→ **Task brief**
Check each line below for the word "ASCENSOR", and copy those that have it.

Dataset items

★ ★ ★ ★ ★ ★ ★

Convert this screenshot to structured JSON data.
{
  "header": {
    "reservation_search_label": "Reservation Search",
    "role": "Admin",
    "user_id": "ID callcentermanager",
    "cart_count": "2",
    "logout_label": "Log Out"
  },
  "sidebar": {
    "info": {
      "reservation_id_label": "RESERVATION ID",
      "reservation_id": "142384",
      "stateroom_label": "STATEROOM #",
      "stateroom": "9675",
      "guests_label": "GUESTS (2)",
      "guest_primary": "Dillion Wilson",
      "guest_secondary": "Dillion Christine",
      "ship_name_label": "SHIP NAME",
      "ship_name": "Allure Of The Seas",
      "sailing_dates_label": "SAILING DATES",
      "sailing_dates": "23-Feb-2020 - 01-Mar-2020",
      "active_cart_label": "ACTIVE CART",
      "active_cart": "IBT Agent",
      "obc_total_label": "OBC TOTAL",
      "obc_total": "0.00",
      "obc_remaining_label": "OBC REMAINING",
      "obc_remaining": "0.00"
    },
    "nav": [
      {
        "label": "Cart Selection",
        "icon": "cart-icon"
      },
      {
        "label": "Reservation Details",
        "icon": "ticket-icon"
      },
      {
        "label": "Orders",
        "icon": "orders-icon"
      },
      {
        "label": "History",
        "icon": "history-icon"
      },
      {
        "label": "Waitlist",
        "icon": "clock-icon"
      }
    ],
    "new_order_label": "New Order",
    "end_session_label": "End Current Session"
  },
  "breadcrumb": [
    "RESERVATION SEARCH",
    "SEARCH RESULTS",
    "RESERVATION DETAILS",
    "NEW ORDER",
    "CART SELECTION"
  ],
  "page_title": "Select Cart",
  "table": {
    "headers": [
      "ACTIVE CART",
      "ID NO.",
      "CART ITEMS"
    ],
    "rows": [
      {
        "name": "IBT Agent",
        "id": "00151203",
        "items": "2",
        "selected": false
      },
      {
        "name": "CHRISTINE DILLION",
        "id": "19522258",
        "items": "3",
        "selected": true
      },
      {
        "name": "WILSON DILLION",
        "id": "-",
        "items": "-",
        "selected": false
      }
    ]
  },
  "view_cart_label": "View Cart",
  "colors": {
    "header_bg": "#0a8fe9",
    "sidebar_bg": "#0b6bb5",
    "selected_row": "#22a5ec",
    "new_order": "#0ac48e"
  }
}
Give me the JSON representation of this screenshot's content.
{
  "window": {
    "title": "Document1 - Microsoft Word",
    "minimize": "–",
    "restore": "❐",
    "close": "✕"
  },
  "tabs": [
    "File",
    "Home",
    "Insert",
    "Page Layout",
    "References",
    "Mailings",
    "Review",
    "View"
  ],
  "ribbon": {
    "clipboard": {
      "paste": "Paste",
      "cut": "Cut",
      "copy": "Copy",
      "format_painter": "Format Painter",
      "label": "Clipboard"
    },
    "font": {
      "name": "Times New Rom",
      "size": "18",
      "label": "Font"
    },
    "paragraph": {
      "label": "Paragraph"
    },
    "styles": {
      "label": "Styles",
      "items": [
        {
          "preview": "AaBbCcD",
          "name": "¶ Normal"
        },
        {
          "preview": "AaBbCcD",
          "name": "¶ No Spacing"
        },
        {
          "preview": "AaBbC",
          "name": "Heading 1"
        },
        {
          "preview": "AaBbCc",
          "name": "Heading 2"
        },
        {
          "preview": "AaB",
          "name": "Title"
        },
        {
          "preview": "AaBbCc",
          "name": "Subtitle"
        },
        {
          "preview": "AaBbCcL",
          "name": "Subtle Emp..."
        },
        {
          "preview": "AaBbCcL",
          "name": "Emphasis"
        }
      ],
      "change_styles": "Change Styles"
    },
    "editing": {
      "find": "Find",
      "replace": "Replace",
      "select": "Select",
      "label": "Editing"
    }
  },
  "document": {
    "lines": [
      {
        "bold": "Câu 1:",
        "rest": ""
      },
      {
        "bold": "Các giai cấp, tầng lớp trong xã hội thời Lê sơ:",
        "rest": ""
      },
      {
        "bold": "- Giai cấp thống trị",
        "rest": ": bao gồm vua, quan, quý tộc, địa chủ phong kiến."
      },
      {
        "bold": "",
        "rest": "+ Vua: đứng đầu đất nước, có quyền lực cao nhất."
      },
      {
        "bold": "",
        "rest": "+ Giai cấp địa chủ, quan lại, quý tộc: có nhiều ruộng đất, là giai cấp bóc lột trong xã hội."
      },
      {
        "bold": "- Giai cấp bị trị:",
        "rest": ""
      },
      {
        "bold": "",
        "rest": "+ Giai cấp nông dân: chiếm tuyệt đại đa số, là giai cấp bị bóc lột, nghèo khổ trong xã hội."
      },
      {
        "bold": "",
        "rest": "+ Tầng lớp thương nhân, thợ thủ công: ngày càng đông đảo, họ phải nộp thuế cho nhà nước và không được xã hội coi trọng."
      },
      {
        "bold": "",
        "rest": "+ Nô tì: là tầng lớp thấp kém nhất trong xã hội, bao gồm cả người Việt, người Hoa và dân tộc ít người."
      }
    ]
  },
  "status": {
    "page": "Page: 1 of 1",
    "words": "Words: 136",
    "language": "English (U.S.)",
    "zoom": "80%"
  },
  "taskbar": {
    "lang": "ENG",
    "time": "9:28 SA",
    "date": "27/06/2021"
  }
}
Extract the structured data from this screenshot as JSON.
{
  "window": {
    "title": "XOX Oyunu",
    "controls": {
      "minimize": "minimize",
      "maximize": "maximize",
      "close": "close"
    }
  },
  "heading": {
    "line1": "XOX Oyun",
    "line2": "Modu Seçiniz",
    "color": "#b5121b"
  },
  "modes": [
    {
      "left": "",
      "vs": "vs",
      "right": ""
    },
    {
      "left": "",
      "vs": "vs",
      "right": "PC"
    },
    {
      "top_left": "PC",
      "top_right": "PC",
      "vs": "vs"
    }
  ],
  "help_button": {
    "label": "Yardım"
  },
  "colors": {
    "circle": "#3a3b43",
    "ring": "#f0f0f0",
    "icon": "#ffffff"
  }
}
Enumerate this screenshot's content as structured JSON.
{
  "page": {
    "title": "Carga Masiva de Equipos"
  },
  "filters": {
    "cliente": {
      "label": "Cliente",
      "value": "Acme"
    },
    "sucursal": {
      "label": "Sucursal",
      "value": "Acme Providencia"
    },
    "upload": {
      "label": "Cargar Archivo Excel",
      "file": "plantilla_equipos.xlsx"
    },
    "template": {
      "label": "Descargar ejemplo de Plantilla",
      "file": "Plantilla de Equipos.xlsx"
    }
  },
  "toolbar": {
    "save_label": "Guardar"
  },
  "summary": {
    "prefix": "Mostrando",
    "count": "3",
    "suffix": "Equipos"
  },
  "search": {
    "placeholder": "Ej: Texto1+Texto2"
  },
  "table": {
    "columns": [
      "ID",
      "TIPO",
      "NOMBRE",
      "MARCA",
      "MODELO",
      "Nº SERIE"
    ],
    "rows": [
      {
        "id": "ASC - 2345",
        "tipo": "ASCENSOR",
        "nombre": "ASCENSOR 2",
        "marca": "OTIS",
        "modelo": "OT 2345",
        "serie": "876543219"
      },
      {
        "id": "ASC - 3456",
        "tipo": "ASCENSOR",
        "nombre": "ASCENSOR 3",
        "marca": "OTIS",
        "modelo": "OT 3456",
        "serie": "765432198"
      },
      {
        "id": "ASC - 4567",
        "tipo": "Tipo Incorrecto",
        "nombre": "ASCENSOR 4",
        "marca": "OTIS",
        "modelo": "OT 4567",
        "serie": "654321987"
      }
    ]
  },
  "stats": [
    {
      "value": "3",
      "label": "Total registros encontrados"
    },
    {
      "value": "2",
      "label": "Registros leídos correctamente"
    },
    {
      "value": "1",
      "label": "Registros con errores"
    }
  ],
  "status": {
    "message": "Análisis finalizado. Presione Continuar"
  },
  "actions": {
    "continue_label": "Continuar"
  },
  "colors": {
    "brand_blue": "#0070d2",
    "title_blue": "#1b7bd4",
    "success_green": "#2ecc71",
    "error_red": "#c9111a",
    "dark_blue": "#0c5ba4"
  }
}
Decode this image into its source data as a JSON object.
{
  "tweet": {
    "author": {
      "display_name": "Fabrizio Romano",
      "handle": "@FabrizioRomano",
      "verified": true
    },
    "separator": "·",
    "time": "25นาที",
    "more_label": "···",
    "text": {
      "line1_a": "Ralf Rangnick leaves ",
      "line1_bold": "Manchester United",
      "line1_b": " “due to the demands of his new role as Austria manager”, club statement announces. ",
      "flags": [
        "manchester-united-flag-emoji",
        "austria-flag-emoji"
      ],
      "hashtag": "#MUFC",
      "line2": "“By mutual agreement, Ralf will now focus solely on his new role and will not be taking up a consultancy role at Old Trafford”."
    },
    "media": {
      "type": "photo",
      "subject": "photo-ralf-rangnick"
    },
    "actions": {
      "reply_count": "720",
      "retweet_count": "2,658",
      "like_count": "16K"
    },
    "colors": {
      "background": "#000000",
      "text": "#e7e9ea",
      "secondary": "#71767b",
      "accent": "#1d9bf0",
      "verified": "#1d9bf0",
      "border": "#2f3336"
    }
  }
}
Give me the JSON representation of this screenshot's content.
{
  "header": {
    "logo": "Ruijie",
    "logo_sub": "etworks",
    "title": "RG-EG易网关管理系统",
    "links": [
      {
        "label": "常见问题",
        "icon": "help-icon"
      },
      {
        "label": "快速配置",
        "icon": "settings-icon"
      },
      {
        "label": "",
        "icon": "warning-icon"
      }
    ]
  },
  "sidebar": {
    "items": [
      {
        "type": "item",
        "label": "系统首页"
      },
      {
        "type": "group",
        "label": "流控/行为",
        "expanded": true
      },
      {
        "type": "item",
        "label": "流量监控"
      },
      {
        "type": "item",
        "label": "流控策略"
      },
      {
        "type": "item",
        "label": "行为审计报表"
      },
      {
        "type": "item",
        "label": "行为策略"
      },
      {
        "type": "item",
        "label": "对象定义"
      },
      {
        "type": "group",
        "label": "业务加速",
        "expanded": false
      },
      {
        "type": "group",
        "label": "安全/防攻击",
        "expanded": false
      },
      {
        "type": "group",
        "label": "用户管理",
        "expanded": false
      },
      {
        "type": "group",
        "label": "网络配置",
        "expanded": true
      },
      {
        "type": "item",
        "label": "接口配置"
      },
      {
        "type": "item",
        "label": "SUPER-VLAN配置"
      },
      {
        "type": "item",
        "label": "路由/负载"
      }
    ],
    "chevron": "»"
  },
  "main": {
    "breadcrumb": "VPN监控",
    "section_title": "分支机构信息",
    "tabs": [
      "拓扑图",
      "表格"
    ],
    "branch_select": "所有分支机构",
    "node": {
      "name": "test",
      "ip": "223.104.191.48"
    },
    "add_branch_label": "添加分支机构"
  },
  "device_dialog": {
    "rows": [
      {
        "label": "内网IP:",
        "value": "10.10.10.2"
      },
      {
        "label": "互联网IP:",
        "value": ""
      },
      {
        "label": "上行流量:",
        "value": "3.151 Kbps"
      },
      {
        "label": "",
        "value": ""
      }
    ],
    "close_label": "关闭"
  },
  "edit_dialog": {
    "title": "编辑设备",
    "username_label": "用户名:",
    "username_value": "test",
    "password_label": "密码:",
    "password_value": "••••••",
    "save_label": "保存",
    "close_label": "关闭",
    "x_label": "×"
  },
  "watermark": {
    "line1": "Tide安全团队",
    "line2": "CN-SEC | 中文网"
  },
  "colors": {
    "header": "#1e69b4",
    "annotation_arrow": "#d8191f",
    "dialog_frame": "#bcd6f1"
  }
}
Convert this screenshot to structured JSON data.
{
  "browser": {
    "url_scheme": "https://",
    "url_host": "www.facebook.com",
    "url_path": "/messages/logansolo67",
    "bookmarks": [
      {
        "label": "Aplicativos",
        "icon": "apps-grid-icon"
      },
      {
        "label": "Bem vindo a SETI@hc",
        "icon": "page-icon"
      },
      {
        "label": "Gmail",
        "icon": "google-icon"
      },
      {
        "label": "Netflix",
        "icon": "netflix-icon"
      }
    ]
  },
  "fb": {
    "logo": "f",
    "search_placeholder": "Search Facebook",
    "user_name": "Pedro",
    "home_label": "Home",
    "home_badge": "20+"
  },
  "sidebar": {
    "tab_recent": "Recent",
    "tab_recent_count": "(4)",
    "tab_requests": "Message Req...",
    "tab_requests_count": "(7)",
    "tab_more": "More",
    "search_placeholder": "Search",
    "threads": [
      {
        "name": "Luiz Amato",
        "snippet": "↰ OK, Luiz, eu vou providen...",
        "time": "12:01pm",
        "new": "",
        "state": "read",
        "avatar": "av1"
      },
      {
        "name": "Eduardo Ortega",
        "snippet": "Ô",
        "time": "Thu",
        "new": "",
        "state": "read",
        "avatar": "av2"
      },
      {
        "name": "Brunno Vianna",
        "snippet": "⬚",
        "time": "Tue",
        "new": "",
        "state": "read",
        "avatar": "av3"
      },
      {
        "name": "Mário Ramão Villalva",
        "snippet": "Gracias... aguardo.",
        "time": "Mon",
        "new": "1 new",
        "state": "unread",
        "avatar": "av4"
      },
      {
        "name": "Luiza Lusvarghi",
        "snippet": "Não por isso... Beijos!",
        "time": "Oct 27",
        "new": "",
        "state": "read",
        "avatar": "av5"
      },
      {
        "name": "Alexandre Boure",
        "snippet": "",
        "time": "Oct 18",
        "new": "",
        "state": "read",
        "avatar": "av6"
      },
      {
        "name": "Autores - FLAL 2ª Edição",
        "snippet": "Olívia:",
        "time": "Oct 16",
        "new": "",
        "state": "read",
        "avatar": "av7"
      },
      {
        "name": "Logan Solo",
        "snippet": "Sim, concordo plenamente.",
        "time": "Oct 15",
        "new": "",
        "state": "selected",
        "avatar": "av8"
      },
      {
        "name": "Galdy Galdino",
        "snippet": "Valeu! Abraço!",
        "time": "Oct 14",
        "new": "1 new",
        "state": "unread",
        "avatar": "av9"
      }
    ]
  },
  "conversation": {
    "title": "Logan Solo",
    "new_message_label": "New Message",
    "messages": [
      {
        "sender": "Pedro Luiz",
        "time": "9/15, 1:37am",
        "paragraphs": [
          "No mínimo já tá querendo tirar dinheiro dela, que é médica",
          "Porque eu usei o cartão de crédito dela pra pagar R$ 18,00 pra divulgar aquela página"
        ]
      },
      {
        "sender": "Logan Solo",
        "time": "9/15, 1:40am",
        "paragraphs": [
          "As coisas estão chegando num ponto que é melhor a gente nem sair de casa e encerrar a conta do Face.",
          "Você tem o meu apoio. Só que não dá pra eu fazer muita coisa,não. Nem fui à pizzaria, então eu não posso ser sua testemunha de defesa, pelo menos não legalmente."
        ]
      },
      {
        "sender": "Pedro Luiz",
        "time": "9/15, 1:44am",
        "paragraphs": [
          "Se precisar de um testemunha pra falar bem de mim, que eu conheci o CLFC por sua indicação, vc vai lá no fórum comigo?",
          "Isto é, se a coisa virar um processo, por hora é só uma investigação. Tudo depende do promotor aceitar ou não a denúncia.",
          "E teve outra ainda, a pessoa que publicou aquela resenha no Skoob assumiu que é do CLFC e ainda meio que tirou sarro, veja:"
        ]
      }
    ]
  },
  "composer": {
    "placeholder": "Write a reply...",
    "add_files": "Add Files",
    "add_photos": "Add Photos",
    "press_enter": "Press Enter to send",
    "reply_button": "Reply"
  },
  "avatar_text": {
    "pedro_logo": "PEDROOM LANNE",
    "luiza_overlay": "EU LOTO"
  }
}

★ ★ ★ ★ ★ ★ ★

→ **Result of the task**
        "tipo": "ASCENSOR",
        "nombre": "ASCENSOR 2",
        "tipo": "ASCENSOR",
        "nombre": "ASCENSOR 3",
        "nombre": "ASCENSOR 4",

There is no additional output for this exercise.